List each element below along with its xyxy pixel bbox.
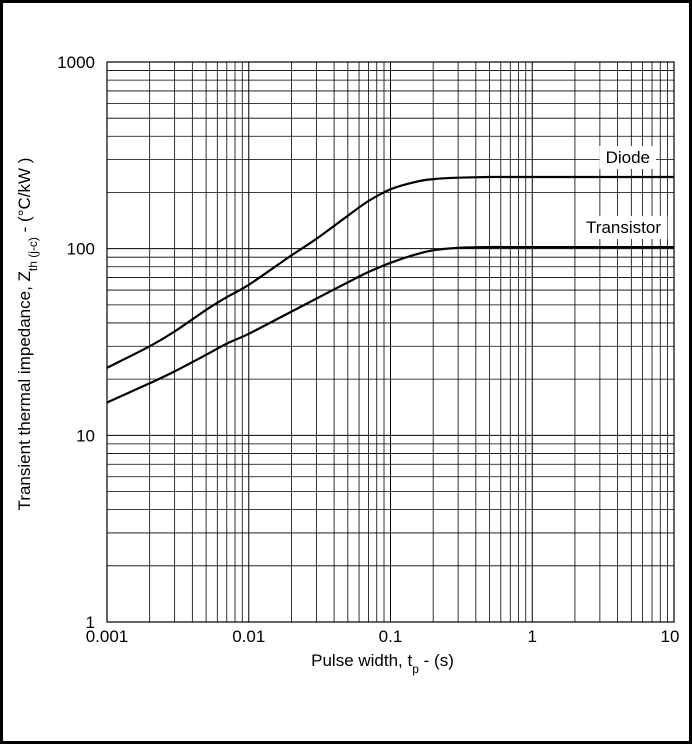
curve-transistor <box>106 245 674 404</box>
x-axis-title-main: Pulse width, t <box>311 651 412 670</box>
y-axis-title: Transient thermal impedance, Zth (j-c) -… <box>15 158 40 511</box>
curves <box>106 175 674 404</box>
x-axis-title: Pulse width, tp - (s) <box>311 651 454 676</box>
y-tick-label: 10 <box>76 426 95 445</box>
series-label-background <box>580 216 668 240</box>
y-tick-label: 100 <box>67 240 95 259</box>
x-axis-title-sub: p <box>412 662 419 676</box>
series-label-background <box>599 146 656 170</box>
y-tick-label: 1 <box>86 613 95 632</box>
series-label-diode: Diode <box>606 148 650 167</box>
y-axis-title-main: Transient thermal impedance, Z <box>15 271 34 510</box>
y-axis-title-sub: th (j-c) <box>26 237 40 271</box>
tick-labels: 0.001 0.01 0.1 1 10 1 10 100 1000 <box>57 53 679 646</box>
y-axis-title-tail: - (°C/kW ) <box>15 158 34 238</box>
x-tick-label: 0.001 <box>86 627 129 646</box>
series-label-transistor: Transistor <box>586 218 661 237</box>
x-axis-title-tail: - (s) <box>419 651 454 670</box>
x-tick-label: 0.01 <box>232 627 265 646</box>
x-tick-label: 1 <box>528 627 537 646</box>
x-tick-label: 0.1 <box>379 627 403 646</box>
plot-border <box>106 61 675 623</box>
x-tick-label: 10 <box>661 627 680 646</box>
grid <box>106 61 675 623</box>
series-labels: Diode Transistor <box>580 146 668 240</box>
curve-diode <box>106 175 674 369</box>
y-tick-label: 1000 <box>57 53 95 72</box>
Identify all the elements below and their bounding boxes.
◆ ◆ ◆
TASK DIRECTIONS -
Repeat the data from the line with "curve-transistor <box>106 245 674 404</box>" through the end of the data, substituting "y-axis-tick-label" for each occurrence of "y-tick-label" and leaving everything else unchanged.

RESULT FOR THIS EXERCISE -
curve-transistor <box>106 245 674 404</box>
x-axis-title-main: Pulse width, t <box>311 651 412 670</box>
y-axis-title: Transient thermal impedance, Zth (j-c) -… <box>15 158 40 511</box>
curves <box>106 175 674 404</box>
x-axis-title: Pulse width, tp - (s) <box>311 651 454 676</box>
y-axis-tick-label: 10 <box>76 426 95 445</box>
series-label-background <box>580 216 668 240</box>
y-axis-tick-label: 100 <box>67 240 95 259</box>
x-axis-title-sub: p <box>412 662 419 676</box>
series-label-background <box>599 146 656 170</box>
y-axis-tick-label: 1 <box>86 613 95 632</box>
series-label-diode: Diode <box>606 148 650 167</box>
y-axis-title-main: Transient thermal impedance, Z <box>15 271 34 510</box>
y-axis-title-sub: th (j-c) <box>26 237 40 271</box>
tick-labels: 0.001 0.01 0.1 1 10 1 10 100 1000 <box>57 53 679 646</box>
y-axis-title-tail: - (°C/kW ) <box>15 158 34 238</box>
x-tick-label: 0.001 <box>86 627 129 646</box>
series-label-transistor: Transistor <box>586 218 661 237</box>
x-axis-title-tail: - (s) <box>419 651 454 670</box>
x-tick-label: 0.01 <box>232 627 265 646</box>
x-tick-label: 1 <box>528 627 537 646</box>
x-tick-label: 0.1 <box>379 627 403 646</box>
plot-border <box>106 61 675 623</box>
x-tick-label: 10 <box>661 627 680 646</box>
grid <box>106 61 675 623</box>
series-labels: Diode Transistor <box>580 146 668 240</box>
curve-diode <box>106 175 674 369</box>
y-axis-tick-label: 1000 <box>57 53 95 72</box>
Identify all the elements below and their bounding boxes.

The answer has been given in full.